▶ _TASK DESCRIPTION_: Copy every record exactly, and keep the pictures out.

▶ _AVAILABLE DATA_:
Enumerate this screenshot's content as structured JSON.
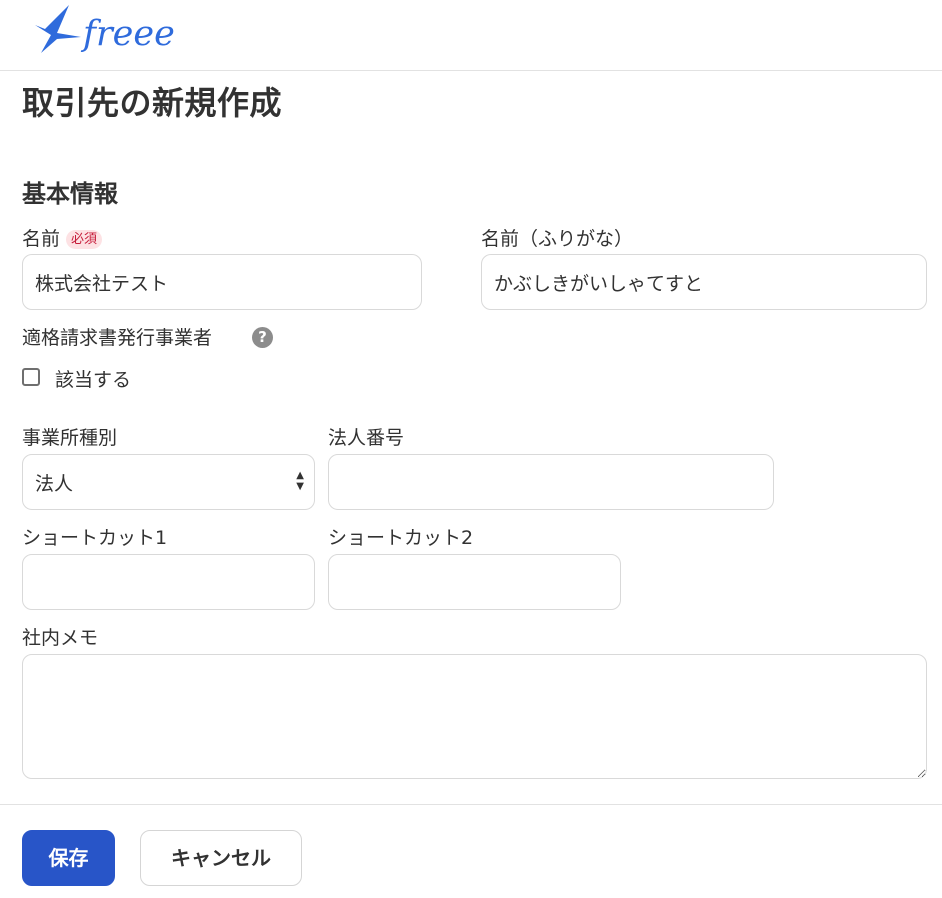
{
  "header": {
    "logo_text": "freee"
  },
  "page": {
    "title": "取引先の新規作成"
  },
  "section": {
    "title": "基本情報"
  },
  "form": {
    "name": {
      "label": "名前",
      "badge": "必須",
      "value": "株式会社テスト"
    },
    "name_kana": {
      "label": "名前（ふりがな）",
      "value": "かぶしきがいしゃてすと"
    },
    "invoice": {
      "label": "適格請求書発行事業者",
      "help_icon": "question-circle-icon",
      "checkbox_label": "該当する",
      "checked": false
    },
    "business_type": {
      "label": "事業所種別",
      "value": "法人"
    },
    "corporate_number": {
      "label": "法人番号",
      "value": ""
    },
    "shortcut1": {
      "label": "ショートカット1",
      "value": ""
    },
    "shortcut2": {
      "label": "ショートカット2",
      "value": ""
    },
    "memo": {
      "label": "社内メモ",
      "value": ""
    }
  },
  "actions": {
    "save_label": "保存",
    "cancel_label": "キャンセル"
  },
  "colors": {
    "brand": "#2f6bdc",
    "primary_button": "#2855c8",
    "required_badge_bg": "#fde2e4",
    "required_badge_text": "#c61d3b"
  }
}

▶ _THE COMPLETED TASK_:
Enumerate this screenshot's content as structured JSON.
{
  "header": {
    "logo_text": "freee"
  },
  "page": {
    "title": "取引先の新規作成"
  },
  "section": {
    "title": "基本情報"
  },
  "form": {
    "name": {
      "label": "名前",
      "badge": "必須",
      "value": "株式会社テスト"
    },
    "name_kana": {
      "label": "名前（ふりがな）",
      "value": "かぶしきがいしゃてすと"
    },
    "invoice": {
      "label": "適格請求書発行事業者",
      "help_icon": "question-circle-icon",
      "checkbox_label": "該当する",
      "checked": false
    },
    "business_type": {
      "label": "事業所種別",
      "value": "法人"
    },
    "corporate_number": {
      "label": "法人番号",
      "value": ""
    },
    "shortcut1": {
      "label": "ショートカット1",
      "value": ""
    },
    "shortcut2": {
      "label": "ショートカット2",
      "value": ""
    },
    "memo": {
      "label": "社内メモ",
      "value": ""
    }
  },
  "actions": {
    "save_label": "保存",
    "cancel_label": "キャンセル"
  },
  "colors": {
    "brand": "#2f6bdc",
    "primary_button": "#2855c8",
    "required_badge_bg": "#fde2e4",
    "required_badge_text": "#c61d3b"
  }
}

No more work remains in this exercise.